*Excerpt provided*
Quickstart: running DecontX in R

You can drop DecontX into an existing SingleCellExperiment or Seurat‑to‑SCE pipeline. It works best after basic droplet QC—ideally with a cell‑calling step like EmptyDrops—so that the input contains genuine cells rather than empty droplets masquerading as low‑RNA cells.

Here’s a minimal example in R that assumes you have a counts matrix and optional cluster labels. If you don’t have labels yet, DecontX will cluster internally.

# install.packages("BiocManager"); BiocManager::install(c("celda","SingleCellExperiment"))
library(celda)
library(SingleCellExperiment)

# sce holds raw UMI counts (genes x cells)
# Optionally, add your own cluster labels (e.g., from Seurat/Scanpy):
# colData(sce)$cluster <- my_labels

set.seed(123)
sce_dc <- decontX(sce, z = colData(sce)$cluster)

# Access decontaminated counts and per-cell contamination fractions
clean_counts <- decontXcounts(sce_dc)
contam_frac  <- colData(sce_dc)$decontX_contam

If you are starting from raw 10x output, consider calling cells with EmptyDrops before DecontX; it models whether a barcode’s profile deviates from the ambient pool and helps avoid passing empty droplets downstream. That separation of concerns—first decide which barcodes are cells, then decontaminate cell profiles—reduces over‑correction risks and speeds analysis.

*Dataset excerpts*
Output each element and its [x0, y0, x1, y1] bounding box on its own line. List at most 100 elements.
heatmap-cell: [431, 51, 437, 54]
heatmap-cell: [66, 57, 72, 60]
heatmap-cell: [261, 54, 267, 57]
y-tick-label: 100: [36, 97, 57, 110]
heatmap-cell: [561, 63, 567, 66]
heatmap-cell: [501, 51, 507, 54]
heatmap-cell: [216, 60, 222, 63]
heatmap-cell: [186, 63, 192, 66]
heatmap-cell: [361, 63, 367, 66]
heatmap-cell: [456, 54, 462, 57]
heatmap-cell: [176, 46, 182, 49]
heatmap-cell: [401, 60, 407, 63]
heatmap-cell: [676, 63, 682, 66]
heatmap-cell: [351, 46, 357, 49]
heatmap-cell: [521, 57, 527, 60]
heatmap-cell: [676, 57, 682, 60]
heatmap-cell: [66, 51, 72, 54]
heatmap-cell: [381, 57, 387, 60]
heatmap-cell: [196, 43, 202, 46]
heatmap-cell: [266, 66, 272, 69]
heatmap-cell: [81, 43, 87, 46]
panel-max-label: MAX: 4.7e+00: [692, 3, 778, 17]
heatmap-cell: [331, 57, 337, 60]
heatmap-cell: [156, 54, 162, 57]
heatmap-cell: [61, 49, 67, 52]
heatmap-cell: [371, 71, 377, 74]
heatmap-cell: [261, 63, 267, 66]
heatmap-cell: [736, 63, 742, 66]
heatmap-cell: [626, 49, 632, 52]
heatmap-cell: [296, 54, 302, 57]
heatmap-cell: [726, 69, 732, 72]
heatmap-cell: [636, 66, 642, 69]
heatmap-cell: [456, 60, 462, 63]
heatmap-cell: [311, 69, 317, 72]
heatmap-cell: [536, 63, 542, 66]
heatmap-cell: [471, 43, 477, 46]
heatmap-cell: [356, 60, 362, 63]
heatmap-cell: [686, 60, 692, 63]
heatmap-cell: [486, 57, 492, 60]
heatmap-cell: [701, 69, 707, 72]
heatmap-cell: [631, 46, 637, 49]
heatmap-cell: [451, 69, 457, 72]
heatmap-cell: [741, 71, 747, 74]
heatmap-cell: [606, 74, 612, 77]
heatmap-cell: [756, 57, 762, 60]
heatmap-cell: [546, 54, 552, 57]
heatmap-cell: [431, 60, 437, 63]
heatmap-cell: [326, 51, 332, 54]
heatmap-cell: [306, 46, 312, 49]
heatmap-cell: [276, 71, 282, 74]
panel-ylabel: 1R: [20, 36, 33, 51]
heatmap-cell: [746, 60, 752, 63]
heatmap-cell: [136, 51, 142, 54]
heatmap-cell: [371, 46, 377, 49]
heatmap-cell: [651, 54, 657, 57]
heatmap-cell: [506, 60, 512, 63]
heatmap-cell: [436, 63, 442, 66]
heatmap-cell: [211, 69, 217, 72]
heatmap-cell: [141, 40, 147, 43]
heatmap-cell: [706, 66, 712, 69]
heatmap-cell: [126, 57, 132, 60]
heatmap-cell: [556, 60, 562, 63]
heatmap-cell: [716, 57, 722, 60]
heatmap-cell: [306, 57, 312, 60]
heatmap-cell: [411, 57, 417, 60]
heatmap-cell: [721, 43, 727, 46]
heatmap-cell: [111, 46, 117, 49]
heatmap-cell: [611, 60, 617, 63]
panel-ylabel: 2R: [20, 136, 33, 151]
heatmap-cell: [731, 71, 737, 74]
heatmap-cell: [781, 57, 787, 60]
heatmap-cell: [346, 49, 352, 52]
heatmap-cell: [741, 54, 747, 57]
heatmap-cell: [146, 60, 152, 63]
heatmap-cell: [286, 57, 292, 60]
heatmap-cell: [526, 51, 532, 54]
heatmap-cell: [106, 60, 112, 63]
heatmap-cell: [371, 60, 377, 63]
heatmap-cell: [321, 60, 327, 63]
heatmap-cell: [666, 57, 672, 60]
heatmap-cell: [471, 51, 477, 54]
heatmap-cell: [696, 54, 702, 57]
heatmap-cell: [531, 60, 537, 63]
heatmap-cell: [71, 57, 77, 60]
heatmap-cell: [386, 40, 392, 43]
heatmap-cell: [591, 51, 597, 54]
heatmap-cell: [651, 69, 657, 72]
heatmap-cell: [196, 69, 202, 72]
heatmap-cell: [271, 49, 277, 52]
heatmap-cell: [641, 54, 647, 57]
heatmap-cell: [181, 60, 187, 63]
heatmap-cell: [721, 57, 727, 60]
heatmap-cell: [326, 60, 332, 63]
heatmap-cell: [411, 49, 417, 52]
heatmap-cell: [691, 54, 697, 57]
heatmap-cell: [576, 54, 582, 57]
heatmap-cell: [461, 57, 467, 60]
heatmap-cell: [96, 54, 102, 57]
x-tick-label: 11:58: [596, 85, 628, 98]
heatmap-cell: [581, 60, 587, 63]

*Exercise aim*
Please rewrite everything from "set.seed(123)" down to "and speeds analysis." in the DecontX quickstart, swapping "sce_dc" for "sce_clean".

*Answer section*
set.seed(123)
sce_clean <- decontX(sce, z = colData(sce)$cluster)

# Access decontaminated counts and per-cell contamination fractions
clean_counts <- decontXcounts(sce_clean)
contam_frac  <- colData(sce_clean)$decontX_contam

If you are starting from raw 10x output, consider calling cells with EmptyDrops before DecontX; it models whether a barcode’s profile deviates from the ambient pool and helps avoid passing empty droplets downstream. That separation of concerns—first decide which barcodes are cells, then decontaminate cell profiles—reduces over‑correction risks and speeds analysis.